AIM — Write out every entry exactly as it appears.

SUPPLIED MATERIAL —
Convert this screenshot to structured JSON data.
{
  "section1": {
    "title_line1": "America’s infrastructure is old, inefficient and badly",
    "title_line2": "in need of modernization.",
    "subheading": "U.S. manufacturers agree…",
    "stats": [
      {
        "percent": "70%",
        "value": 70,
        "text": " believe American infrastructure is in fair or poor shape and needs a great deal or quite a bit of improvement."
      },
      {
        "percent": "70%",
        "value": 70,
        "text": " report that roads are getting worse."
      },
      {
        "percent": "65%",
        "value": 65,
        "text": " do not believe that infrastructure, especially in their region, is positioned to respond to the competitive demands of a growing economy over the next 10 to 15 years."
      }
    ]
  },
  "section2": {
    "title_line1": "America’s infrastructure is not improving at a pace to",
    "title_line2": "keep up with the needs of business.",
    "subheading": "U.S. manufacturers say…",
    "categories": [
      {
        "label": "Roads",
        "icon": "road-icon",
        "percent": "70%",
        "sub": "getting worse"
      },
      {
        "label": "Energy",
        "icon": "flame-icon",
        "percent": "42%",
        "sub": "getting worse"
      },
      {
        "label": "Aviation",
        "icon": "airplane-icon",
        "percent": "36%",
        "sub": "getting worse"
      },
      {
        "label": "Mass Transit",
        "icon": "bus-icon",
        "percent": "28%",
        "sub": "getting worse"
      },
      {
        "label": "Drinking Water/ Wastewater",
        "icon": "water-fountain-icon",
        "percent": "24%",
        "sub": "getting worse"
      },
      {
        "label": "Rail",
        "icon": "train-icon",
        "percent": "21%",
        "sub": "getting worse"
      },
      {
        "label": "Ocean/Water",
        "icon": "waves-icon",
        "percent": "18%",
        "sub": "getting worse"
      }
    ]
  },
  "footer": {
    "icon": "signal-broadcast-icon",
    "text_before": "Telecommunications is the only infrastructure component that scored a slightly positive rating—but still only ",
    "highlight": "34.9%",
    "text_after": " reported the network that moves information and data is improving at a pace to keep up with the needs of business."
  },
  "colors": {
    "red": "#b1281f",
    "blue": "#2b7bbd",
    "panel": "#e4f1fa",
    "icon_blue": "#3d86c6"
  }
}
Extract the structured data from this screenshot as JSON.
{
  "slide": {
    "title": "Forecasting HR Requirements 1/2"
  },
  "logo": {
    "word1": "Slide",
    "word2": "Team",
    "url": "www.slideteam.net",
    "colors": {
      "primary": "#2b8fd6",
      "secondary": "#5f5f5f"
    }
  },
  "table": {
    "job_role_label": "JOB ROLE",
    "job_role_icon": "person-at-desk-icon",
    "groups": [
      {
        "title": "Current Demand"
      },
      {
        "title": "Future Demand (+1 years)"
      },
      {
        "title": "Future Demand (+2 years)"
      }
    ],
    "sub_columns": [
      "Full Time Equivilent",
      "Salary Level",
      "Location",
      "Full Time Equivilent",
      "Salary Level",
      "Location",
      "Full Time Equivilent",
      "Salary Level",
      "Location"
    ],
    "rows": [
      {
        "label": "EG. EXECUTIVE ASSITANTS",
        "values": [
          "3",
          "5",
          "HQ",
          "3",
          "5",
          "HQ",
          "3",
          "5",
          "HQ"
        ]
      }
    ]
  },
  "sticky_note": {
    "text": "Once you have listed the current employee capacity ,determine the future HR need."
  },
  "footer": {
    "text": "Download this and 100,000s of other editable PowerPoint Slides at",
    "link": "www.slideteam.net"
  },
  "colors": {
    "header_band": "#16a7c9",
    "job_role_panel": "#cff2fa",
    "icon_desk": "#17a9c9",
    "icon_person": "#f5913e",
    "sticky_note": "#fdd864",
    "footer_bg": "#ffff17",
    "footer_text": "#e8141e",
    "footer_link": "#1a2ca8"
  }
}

EXPECTED OUTPUT —
Convert this screenshot to structured JSON data.
{
  "section1": {
    "title_line1": "America’s infrastructure is old, inefficient and badly",
    "title_line2": "in need of modernization.",
    "subheading": "U.S. manufacturers agree…",
    "stats": [
      {
        "percent": "70%",
        "value": 70,
        "text": " believe American infrastructure is in fair or poor shape and needs a great deal or quite a bit of improvement."
      },
      {
        "percent": "70%",
        "value": 70,
        "text": " report that roads are getting worse."
      },
      {
        "percent": "65%",
        "value": 65,
        "text": " do not believe that infrastructure, especially in their region, is positioned to respond to the competitive demands of a growing economy over the next 10 to 15 years."
      }
    ]
  },
  "section2": {
    "title_line1": "America’s infrastructure is not improving at a pace to",
    "title_line2": "keep up with the needs of business.",
    "subheading": "U.S. manufacturers say…",
    "categories": [
      {
        "label": "Roads",
        "icon": "road-icon",
        "percent": "70%",
        "sub": "getting worse"
      },
      {
        "label": "Energy",
        "icon": "flame-icon",
        "percent": "42%",
        "sub": "getting worse"
      },
      {
        "label": "Aviation",
        "icon": "airplane-icon",
        "percent": "36%",
        "sub": "getting worse"
      },
      {
        "label": "Mass Transit",
        "icon": "bus-icon",
        "percent": "28%",
        "sub": "getting worse"
      },
      {
        "label": "Drinking Water/ Wastewater",
        "icon": "water-fountain-icon",
        "percent": "24%",
        "sub": "getting worse"
      },
      {
        "label": "Rail",
        "icon": "train-icon",
        "percent": "21%",
        "sub": "getting worse"
      },
      {
        "label": "Ocean/Water",
        "icon": "waves-icon",
        "percent": "18%",
        "sub": "getting worse"
      }
    ]
  },
  "footer": {
    "icon": "signal-broadcast-icon",
    "text_before": "Telecommunications is the only infrastructure component that scored a slightly positive rating—but still only ",
    "highlight": "34.9%",
    "text_after": " reported the network that moves information and data is improving at a pace to keep up with the needs of business."
  },
  "colors": {
    "red": "#b1281f",
    "blue": "#2b7bbd",
    "panel": "#e4f1fa",
    "icon_blue": "#3d86c6"
  }
}
Extract the structured data from this screenshot as JSON.
{
  "slide": {
    "title": "Forecasting HR Requirements 1/2"
  },
  "logo": {
    "word1": "Slide",
    "word2": "Team",
    "url": "www.slideteam.net",
    "colors": {
      "primary": "#2b8fd6",
      "secondary": "#5f5f5f"
    }
  },
  "table": {
    "job_role_label": "JOB ROLE",
    "job_role_icon": "person-at-desk-icon",
    "groups": [
      {
        "title": "Current Demand"
      },
      {
        "title": "Future Demand (+1 years)"
      },
      {
        "title": "Future Demand (+2 years)"
      }
    ],
    "sub_columns": [
      "Full Time Equivilent",
      "Salary Level",
      "Location",
      "Full Time Equivilent",
      "Salary Level",
      "Location",
      "Full Time Equivilent",
      "Salary Level",
      "Location"
    ],
    "rows": [
      {
        "label": "EG. EXECUTIVE ASSITANTS",
        "values": [
          "3",
          "5",
          "HQ",
          "3",
          "5",
          "HQ",
          "3",
          "5",
          "HQ"
        ]
      }
    ]
  },
  "sticky_note": {
    "text": "Once you have listed the current employee capacity ,determine the future HR need."
  },
  "footer": {
    "text": "Download this and 100,000s of other editable PowerPoint Slides at",
    "link": "www.slideteam.net"
  },
  "colors": {
    "header_band": "#16a7c9",
    "job_role_panel": "#cff2fa",
    "icon_desk": "#17a9c9",
    "icon_person": "#f5913e",
    "sticky_note": "#fdd864",
    "footer_bg": "#ffff17",
    "footer_text": "#e8141e",
    "footer_link": "#1a2ca8"
  }
}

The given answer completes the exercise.